[START Given information]
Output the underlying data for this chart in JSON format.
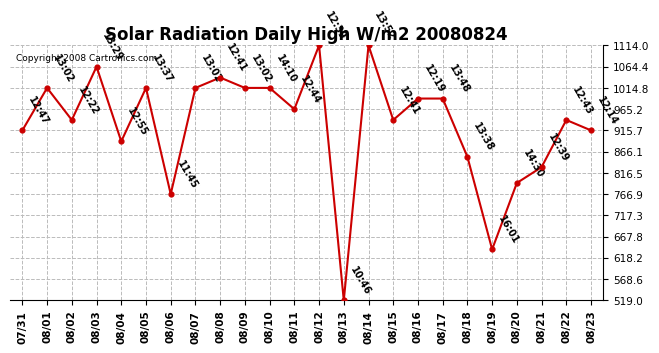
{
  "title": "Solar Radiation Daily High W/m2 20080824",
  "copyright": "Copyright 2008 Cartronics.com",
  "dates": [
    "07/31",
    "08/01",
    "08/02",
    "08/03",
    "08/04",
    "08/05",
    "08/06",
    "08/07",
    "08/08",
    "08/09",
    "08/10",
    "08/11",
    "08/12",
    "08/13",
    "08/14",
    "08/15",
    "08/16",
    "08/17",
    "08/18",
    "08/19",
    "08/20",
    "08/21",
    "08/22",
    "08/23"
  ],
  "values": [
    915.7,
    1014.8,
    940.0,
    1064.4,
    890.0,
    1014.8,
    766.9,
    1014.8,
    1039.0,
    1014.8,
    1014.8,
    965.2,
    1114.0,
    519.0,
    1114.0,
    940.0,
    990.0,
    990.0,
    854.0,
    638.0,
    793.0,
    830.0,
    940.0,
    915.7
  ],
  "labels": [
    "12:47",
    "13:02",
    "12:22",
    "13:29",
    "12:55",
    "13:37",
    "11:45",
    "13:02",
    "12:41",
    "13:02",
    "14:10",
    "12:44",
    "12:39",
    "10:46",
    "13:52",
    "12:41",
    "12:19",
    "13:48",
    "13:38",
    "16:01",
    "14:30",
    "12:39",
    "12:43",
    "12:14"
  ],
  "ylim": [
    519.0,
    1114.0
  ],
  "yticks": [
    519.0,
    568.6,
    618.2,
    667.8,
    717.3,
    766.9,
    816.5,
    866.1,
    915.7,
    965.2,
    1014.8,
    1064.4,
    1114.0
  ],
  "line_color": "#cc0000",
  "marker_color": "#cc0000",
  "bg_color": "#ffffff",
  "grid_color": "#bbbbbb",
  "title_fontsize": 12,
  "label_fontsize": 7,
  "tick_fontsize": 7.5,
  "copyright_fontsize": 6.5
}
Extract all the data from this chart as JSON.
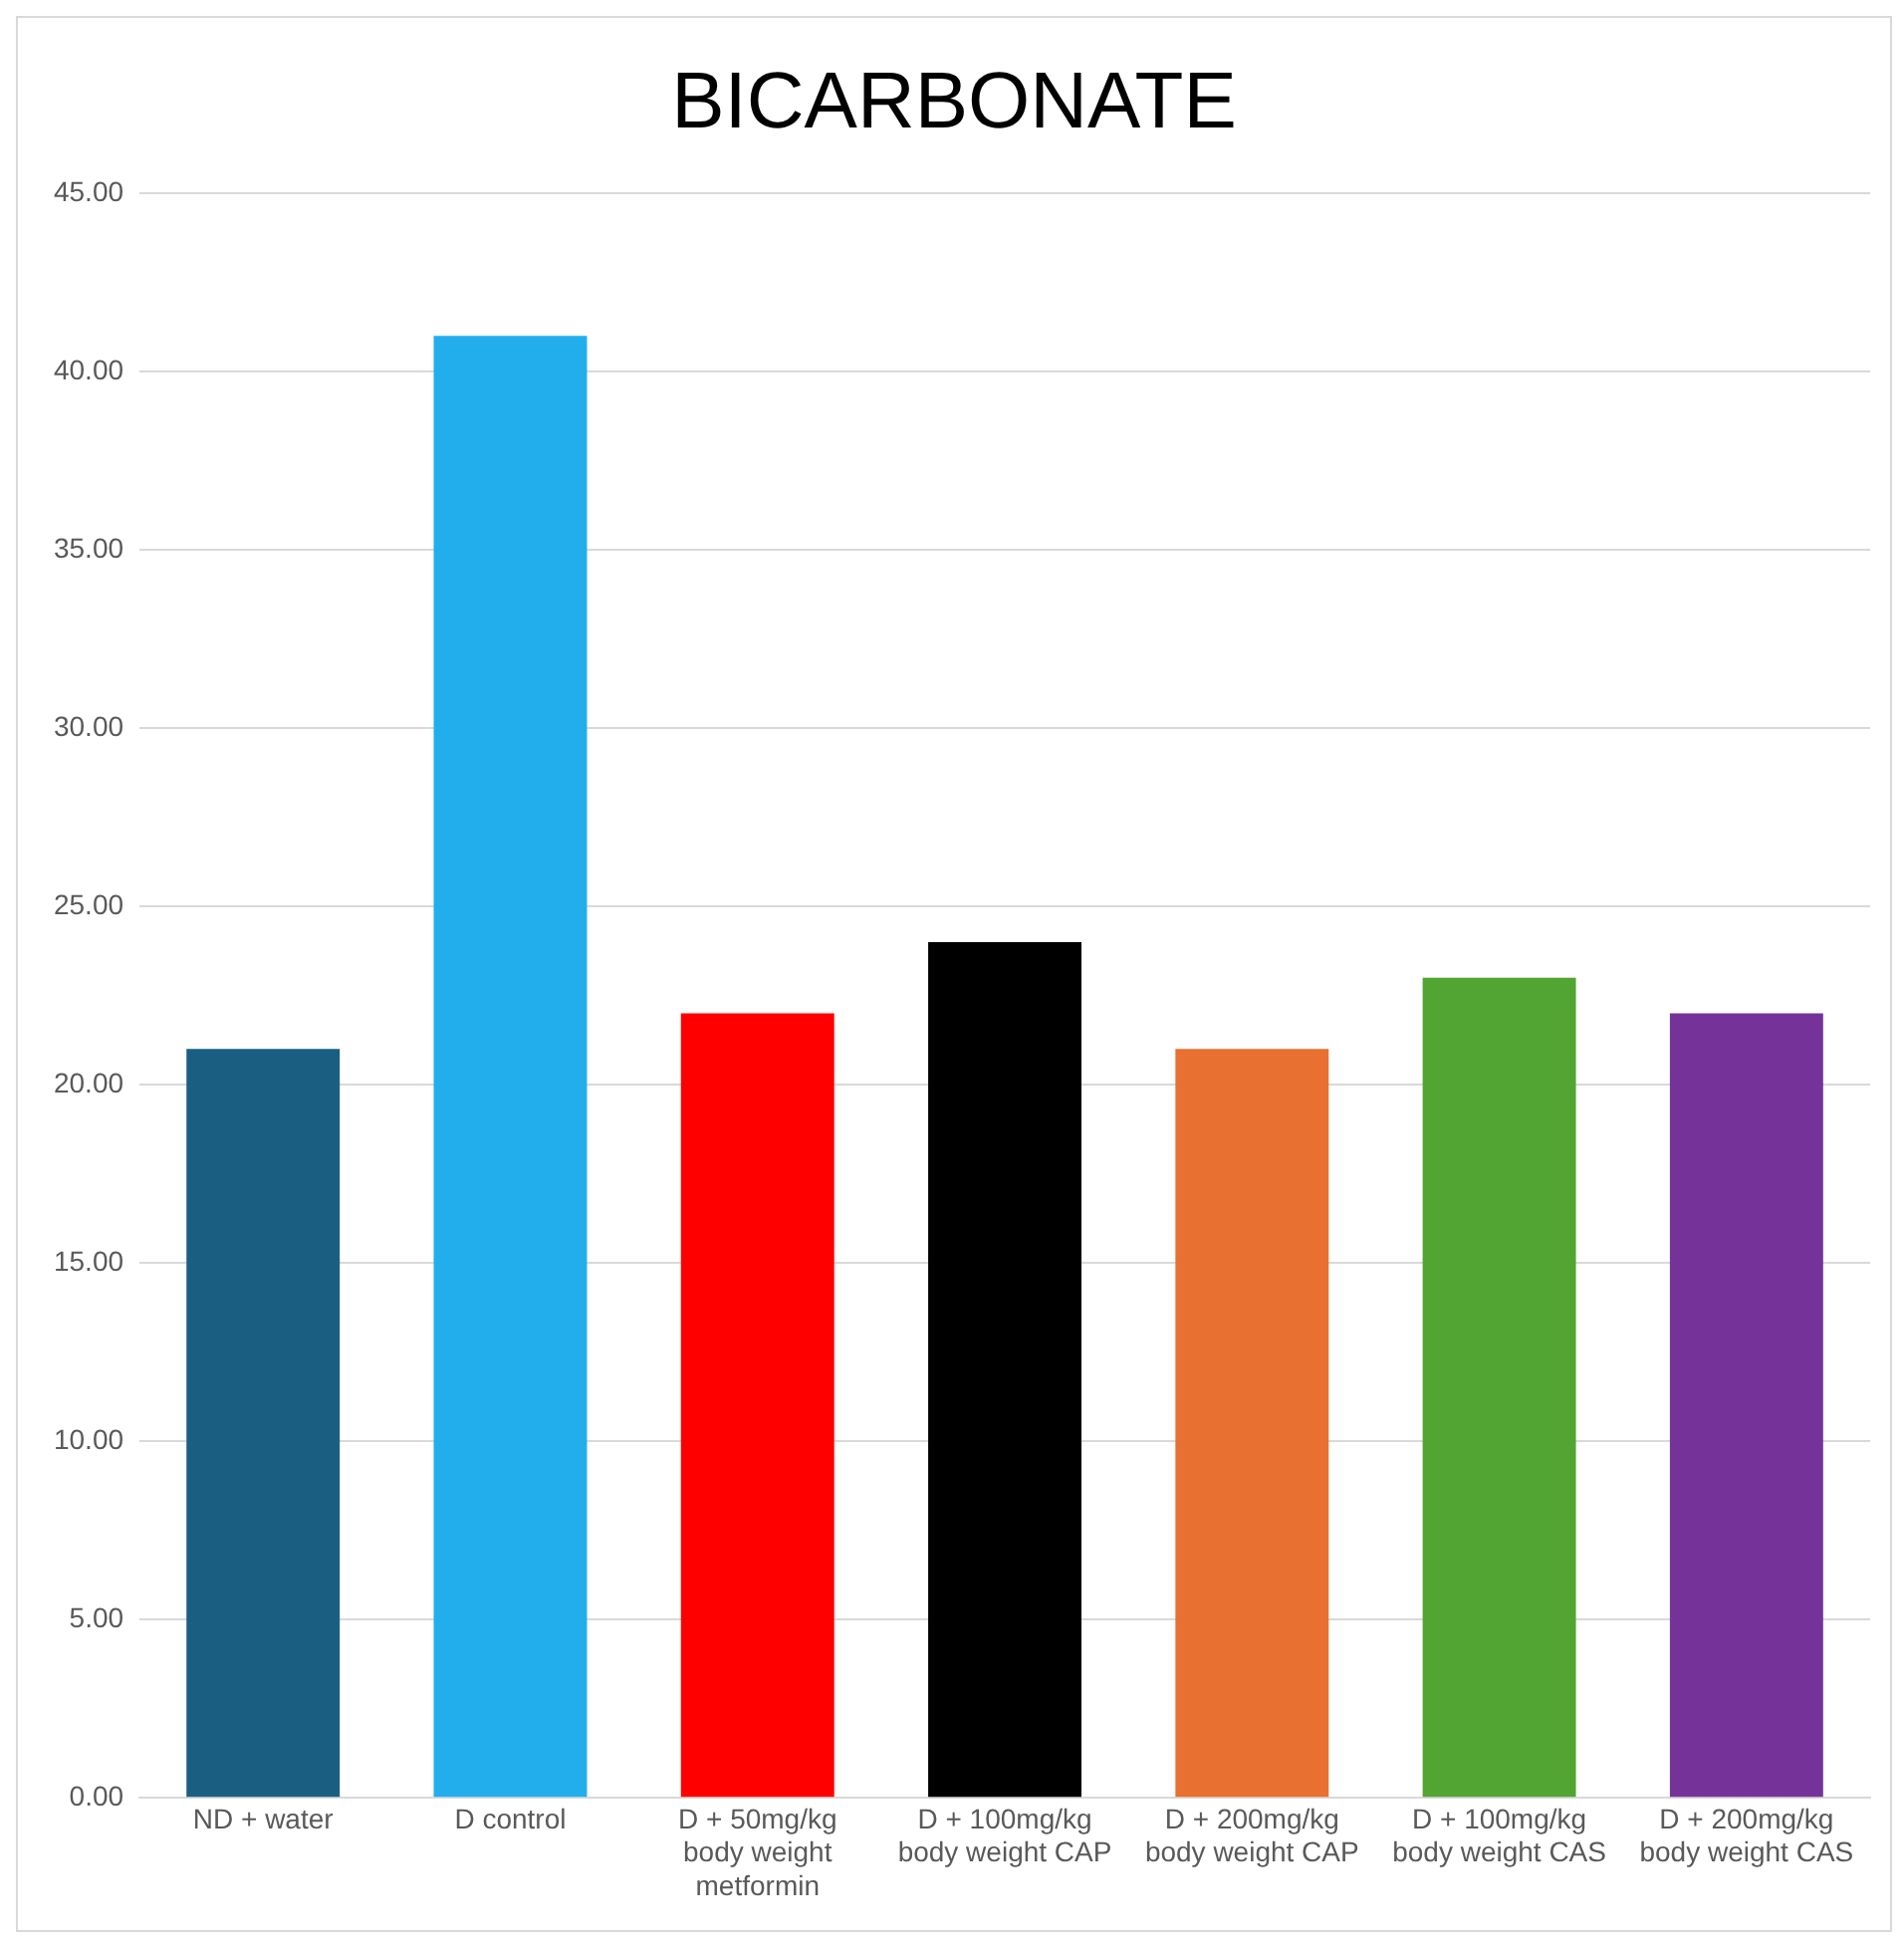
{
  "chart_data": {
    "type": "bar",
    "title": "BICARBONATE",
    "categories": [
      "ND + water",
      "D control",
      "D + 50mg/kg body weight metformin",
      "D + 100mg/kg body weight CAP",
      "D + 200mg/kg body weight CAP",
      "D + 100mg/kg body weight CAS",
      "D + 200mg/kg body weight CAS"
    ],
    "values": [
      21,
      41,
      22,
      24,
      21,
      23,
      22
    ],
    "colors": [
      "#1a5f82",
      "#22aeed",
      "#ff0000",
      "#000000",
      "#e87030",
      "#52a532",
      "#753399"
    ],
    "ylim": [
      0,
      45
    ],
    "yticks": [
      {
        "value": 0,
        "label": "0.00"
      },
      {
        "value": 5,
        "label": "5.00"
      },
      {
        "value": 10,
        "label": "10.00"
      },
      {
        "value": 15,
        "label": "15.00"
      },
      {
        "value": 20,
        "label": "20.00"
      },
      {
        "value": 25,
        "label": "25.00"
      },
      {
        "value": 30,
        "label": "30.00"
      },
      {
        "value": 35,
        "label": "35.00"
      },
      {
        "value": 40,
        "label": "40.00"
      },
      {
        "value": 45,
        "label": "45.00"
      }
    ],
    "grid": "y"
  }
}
[END Given information]
[START Given information]
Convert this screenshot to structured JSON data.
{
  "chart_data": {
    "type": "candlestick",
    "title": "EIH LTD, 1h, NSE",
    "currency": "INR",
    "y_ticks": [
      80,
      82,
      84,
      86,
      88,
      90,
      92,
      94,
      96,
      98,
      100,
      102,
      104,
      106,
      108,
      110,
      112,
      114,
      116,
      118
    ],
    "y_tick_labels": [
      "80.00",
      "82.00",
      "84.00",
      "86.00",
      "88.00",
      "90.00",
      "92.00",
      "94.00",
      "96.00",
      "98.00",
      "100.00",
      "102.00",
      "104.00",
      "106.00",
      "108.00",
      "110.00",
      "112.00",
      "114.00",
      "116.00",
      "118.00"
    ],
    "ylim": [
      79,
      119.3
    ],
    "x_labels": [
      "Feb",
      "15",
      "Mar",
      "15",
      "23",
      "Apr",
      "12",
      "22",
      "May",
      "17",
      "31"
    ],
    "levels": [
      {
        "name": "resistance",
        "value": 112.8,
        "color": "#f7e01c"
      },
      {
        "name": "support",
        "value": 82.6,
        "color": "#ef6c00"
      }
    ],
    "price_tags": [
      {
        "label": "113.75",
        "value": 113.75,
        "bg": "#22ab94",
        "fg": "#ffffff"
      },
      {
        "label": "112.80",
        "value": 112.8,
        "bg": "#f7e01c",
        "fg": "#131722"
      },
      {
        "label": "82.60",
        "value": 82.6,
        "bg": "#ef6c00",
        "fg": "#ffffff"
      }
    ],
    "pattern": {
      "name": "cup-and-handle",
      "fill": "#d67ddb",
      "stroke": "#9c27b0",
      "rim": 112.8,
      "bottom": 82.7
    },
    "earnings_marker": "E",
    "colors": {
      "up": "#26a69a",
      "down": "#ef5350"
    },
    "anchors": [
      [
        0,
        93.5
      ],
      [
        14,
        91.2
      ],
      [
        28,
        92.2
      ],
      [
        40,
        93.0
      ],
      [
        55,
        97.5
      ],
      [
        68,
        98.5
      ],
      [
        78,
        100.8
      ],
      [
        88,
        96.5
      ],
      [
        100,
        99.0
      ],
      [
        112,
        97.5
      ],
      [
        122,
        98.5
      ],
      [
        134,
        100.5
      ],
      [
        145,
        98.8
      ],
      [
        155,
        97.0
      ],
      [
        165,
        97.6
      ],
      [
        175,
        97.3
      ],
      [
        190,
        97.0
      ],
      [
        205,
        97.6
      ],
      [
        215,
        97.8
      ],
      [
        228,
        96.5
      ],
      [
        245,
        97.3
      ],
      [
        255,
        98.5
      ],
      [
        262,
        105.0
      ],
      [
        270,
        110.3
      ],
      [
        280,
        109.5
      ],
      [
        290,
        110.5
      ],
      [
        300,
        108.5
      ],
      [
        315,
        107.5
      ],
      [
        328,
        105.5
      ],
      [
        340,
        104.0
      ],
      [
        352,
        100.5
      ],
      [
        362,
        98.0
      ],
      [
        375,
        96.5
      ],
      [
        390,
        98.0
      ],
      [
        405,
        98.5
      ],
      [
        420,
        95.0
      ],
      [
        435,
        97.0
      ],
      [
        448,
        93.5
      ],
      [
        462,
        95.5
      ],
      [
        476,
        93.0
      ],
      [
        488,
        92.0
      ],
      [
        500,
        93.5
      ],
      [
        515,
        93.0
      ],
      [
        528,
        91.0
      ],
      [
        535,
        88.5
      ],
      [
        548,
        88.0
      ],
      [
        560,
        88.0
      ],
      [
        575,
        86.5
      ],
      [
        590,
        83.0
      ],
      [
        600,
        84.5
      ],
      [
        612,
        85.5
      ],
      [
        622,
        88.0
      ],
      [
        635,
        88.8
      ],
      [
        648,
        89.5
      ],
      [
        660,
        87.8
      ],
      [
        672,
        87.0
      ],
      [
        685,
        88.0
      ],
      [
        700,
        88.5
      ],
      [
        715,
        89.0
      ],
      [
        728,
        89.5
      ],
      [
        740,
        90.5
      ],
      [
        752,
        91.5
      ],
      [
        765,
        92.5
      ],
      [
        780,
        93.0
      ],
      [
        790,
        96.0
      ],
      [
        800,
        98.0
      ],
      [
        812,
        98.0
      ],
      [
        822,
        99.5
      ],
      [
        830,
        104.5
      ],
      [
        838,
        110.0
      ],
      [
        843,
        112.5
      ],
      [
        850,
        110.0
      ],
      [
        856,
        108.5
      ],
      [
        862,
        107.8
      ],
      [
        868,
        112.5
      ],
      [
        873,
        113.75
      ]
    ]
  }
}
[END Given information]
◆ **Exercise**: From the listing above, pick out every line containing "weight".

◆ **Reply to the exercise**:
      "D + 50mg/kg body weight metformin",
      "D + 100mg/kg body weight CAP",
      "D + 200mg/kg body weight CAP",
      "D + 100mg/kg body weight CAS",
      "D + 200mg/kg body weight CAS"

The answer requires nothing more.